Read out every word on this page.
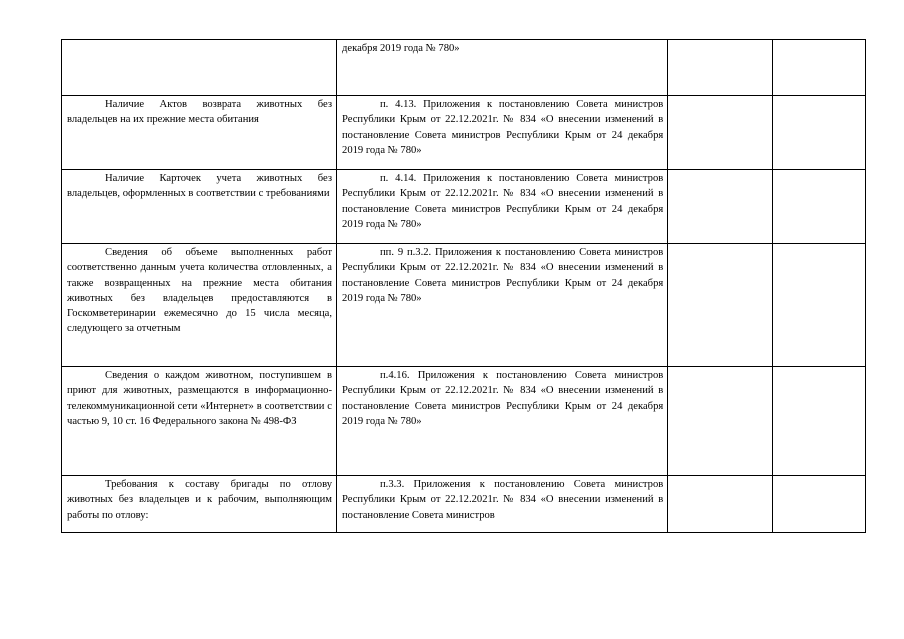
	декабря 2019 года № 780»		
Наличие Актов возврата животных без владельцев на их прежние места обитания	п. 4.13. Приложения к постановлению Совета министров Республики Крым от 22.12.2021г. № 834 «О внесении изменений в постановление Совета министров Республики Крым от 24 декабря 2019 года № 780»		
Наличие Карточек учета животных без владельцев, оформленных в соответствии с требованиями	п. 4.14. Приложения к постановлению Совета министров Республики Крым от 22.12.2021г. № 834 «О внесении изменений в постановление Совета министров Республики Крым от 24 декабря 2019 года № 780»		
Сведения об объеме выполненных работ соответственно данным учета количества отловленных, а также возвращенных на прежние места обитания животных без владельцев предоставляются в Госкомветеринарии ежемесячно до 15 числа месяца, следующего за отчетным	пп. 9 п.3.2. Приложения к постановлению Совета министров Республики Крым от 22.12.2021г. № 834 «О внесении изменений в постановление Совета министров Республики Крым от 24 декабря 2019 года № 780»		
Сведения о каждом животном, поступившем в приют для животных, размещаются в информационно-телекоммуникационной сети «Интернет» в соответствии с частью 9, 10 ст. 16 Федерального закона № 498-ФЗ	п.4.16. Приложения к постановлению Совета министров Республики Крым от 22.12.2021г. № 834 «О внесении изменений в постановление Совета министров Республики Крым от 24 декабря 2019 года № 780»		
Требования к составу бригады по отлову животных без владельцев и к рабочим, выполняющим работы по отлову:	п.3.3. Приложения к постановлению Совета министров Республики Крым от 22.12.2021г. № 834 «О внесении изменений в постановление Совета министров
⁂
* [What to produce]:
Extract from the material all lines containing the string "Наличие".

* [Full answer]:
Наличие Актов возврата животных без владельцев на их прежние места обитания	п. 4.13. Приложения к постановлению Совета министров Республики Крым от 22.12.2021г. № 834 «О внесении изменений в постановление Совета министров Республики Крым от 24 декабря 2019 года № 780»		
Наличие Карточек учета животных без владельцев, оформленных в соответствии с требованиями	п. 4.14. Приложения к постановлению Совета министров Республики Крым от 22.12.2021г. № 834 «О внесении изменений в постановление Совета министров Республики Крым от 24 декабря 2019 года № 780»		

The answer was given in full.